— START Supplied data —
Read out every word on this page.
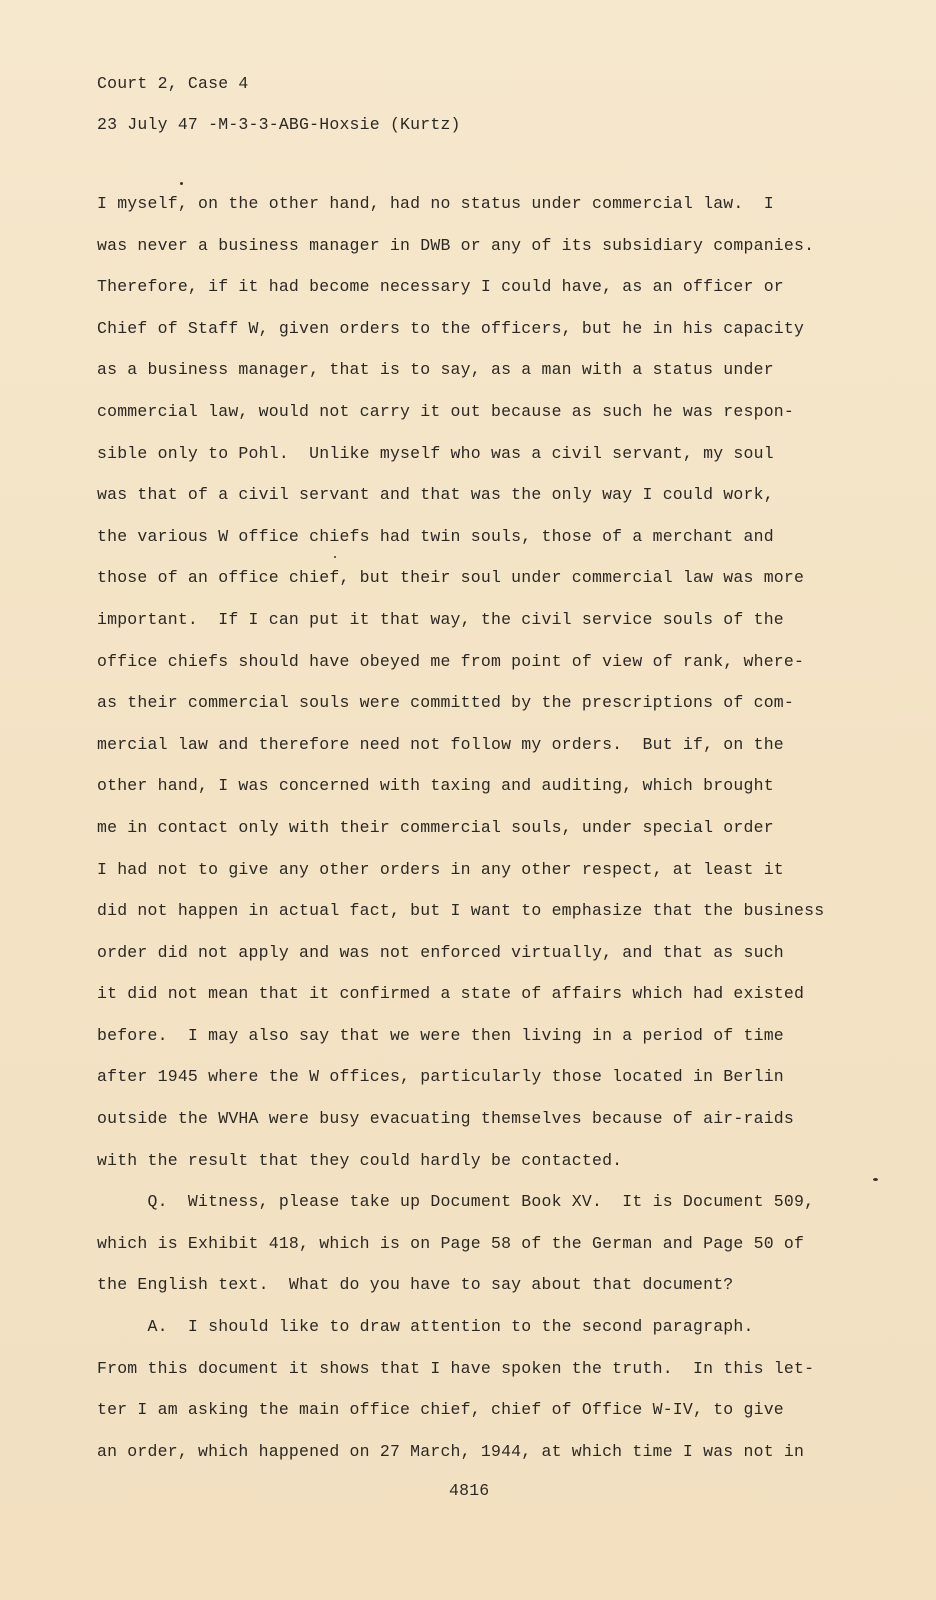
Court 2, Case 4
23 July 47 -M-3-3-ABG-Hoxsie (Kurtz)
I myself, on the other hand, had no status under commercial law.  I
was never a business manager in DWB or any of its subsidiary companies.
Therefore, if it had become necessary I could have, as an officer or
Chief of Staff W, given orders to the officers, but he in his capacity
as a business manager, that is to say, as a man with a status under
commercial law, would not carry it out because as such he was respon-
sible only to Pohl.  Unlike myself who was a civil servant, my soul
was that of a civil servant and that was the only way I could work,
the various W office chiefs had twin souls, those of a merchant and
those of an office chief, but their soul under commercial law was more
important.  If I can put it that way, the civil service souls of the
office chiefs should have obeyed me from point of view of rank, where-
as their commercial souls were committed by the prescriptions of com-
mercial law and therefore need not follow my orders.  But if, on the
other hand, I was concerned with taxing and auditing, which brought
me in contact only with their commercial souls, under special order
I had not to give any other orders in any other respect, at least it
did not happen in actual fact, but I want to emphasize that the business
order did not apply and was not enforced virtually, and that as such
it did not mean that it confirmed a state of affairs which had existed
before.  I may also say that we were then living in a period of time
after 1945 where the W offices, particularly those located in Berlin
outside the WVHA were busy evacuating themselves because of air-raids
with the result that they could hardly be contacted.
Q.  Witness, please take up Document Book XV.  It is Document 509,
which is Exhibit 418, which is on Page 58 of the German and Page 50 of
the English text.  What do you have to say about that document?
A.  I should like to draw attention to the second paragraph.
From this document it shows that I have spoken the truth.  In this let-
ter I am asking the main office chief, chief of Office W-IV, to give
an order, which happened on 27 March, 1944, at which time I was not in
4816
— END Supplied data —
→ What is needed
Set down all the entries exactly as they appear, but skip any pictures.

→ Result for this exercise
Read out every word on this page.
Court 2, Case 4
23 July 47 -M-3-3-ABG-Hoxsie (Kurtz)
I myself, on the other hand, had no status under commercial law.  I
was never a business manager in DWB or any of its subsidiary companies.
Therefore, if it had become necessary I could have, as an officer or
Chief of Staff W, given orders to the officers, but he in his capacity
as a business manager, that is to say, as a man with a status under
commercial law, would not carry it out because as such he was respon-
sible only to Pohl.  Unlike myself who was a civil servant, my soul
was that of a civil servant and that was the only way I could work,
the various W office chiefs had twin souls, those of a merchant and
those of an office chief, but their soul under commercial law was more
important.  If I can put it that way, the civil service souls of the
office chiefs should have obeyed me from point of view of rank, where-
as their commercial souls were committed by the prescriptions of com-
mercial law and therefore need not follow my orders.  But if, on the
other hand, I was concerned with taxing and auditing, which brought
me in contact only with their commercial souls, under special order
I had not to give any other orders in any other respect, at least it
did not happen in actual fact, but I want to emphasize that the business
order did not apply and was not enforced virtually, and that as such
it did not mean that it confirmed a state of affairs which had existed
before.  I may also say that we were then living in a period of time
after 1945 where the W offices, particularly those located in Berlin
outside the WVHA were busy evacuating themselves because of air-raids
with the result that they could hardly be contacted.
Q.  Witness, please take up Document Book XV.  It is Document 509,
which is Exhibit 418, which is on Page 58 of the German and Page 50 of
the English text.  What do you have to say about that document?
A.  I should like to draw attention to the second paragraph.
From this document it shows that I have spoken the truth.  In this let-
ter I am asking the main office chief, chief of Office W-IV, to give
an order, which happened on 27 March, 1944, at which time I was not in
4816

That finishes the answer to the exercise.